■ WRITTEN PROBLEM A ■
Answer these questions about the article on No Child Left Behind waivers and teacher evaluation, one line each, marked (i), (ii), (iii) as below.
(i) By which school year were schools originally supposed to have the new evaluation systems fully in place?
(ii) On what date did Mr. Duncan make the announcement?
(iii) How many eligible states did the Education Week survey cover?
■ WRITTEN PROBLEM B ■
The article on No Child Left Behind waivers and teacher evaluation has a sentence that begins "U.S. Secretary of Education Arne Duncan has offered states". List every decision that this sentence names as one that teacher evaluations are tied to.
■ WRITTEN PROBLEM C ■
Extend the article on No Child Left Behind waivers and teacher evaluation, starting after its last sentence.

■ EXTRACTED TEXT ■
States with waivers from provisions of the No Child Left Behind Act are almost evenly divided on whether they will take U.S. Secretary of Education Arne Duncan up on his offer of extra time to begin using new teacher-evaluation systems to decide which educators to hire, fire, or promote.
The federal Department of Education has decided to allow states that received waivers by the summer of 2012 to push back the deadline for using their new evaluation systems. Initially, schools were supposed to have those systems fully in place by 2015-16.
Now states can ask to extend that deadline to the 2016-17 school year, which starts just a few months before President Barack Obama leaves office—meaning the administration will likely have little political juice left to enforce the new policy.
Some states have welcomed the extra leeway, which they say will give schools and educators time to get adjusted to the higher expectations of the Common Core State Standards—and, especially, yet-to-be-unveiled assessments being developed to go along with them.
Other states say their efforts to overhaul evaluation already are on track. And a handful of state schools chiefs find the federal department’s actions could undermine their education redesign plans.
In making the announcement June 18, Mr. Duncan said he didn’t want the leeway to be perceived as a relaxation of accountability for states that have received waiver flexibility under the NCLB law.
U.S. Secretary of Education Arne Duncan has offered states that received No Child Left Behind Act waivers in the first two rounds the opportunity to shift by one year their timeline for tying teacher evaluations to such decisions as firing, promotions, and compensation.
An Education Week survey of the 34 eligible states, plus the District of Columbia, gauged interest in this new flexibility.

■ DATA ■

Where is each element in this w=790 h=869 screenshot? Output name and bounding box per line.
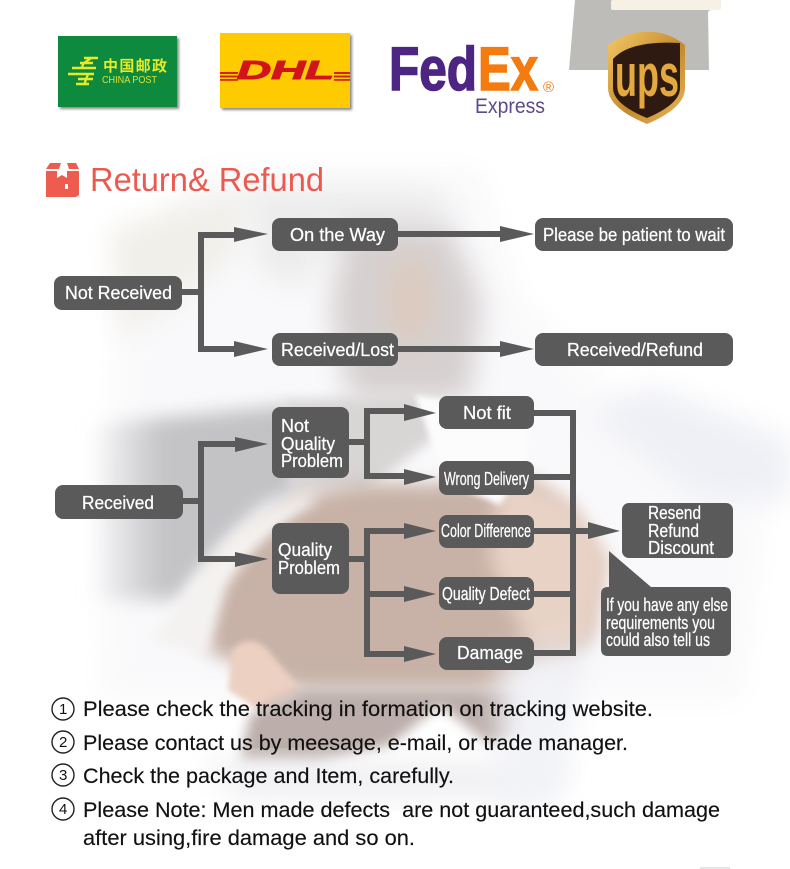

■ EXERCISE RESULT A ■
(i) 2015-16
(ii) June 18
(iii) 34 states, plus the District of Columbia

■ EXERCISE RESULT B ■
- firing
- promotions
- compensation

■ EXERCISE RESULT C ■
SOURCE: Education Week
“To be very clear, this is not a pause or a moratorium,” the secretary said. And he doesn’t think every state will take the department up on the added flexibility.
But some state chiefs worry that the Education Department has effectively signaled a go-slow approach on implementing the teacher-evaluation systems. They note that the department had a press call to announce its decision, rather than quietly sending a letter to state chiefs letting them know they could ask for extra time to put their systems in place .
“The manner in which this was executed did put the thumb on the scale in favor of delay,” said New Jersey Commissioner of Education Christopher Cerf. While he doesn’t believe that was Mr. Duncan’s intention, “you’ve got people all across the country who are saying, ‘See, even the secretary says you have to slow down.' "
And Hannah Skandera, New Mexico’s secretary of education, said in a statement that pushing back the timeline would be the wrong move.
“We are committed to putting kids first,” she said of her state. “Delaying the implementation of reforms proven to make a substantial difference for students would be a mistake.”
Meanwhile, other states are eager for the breathing room.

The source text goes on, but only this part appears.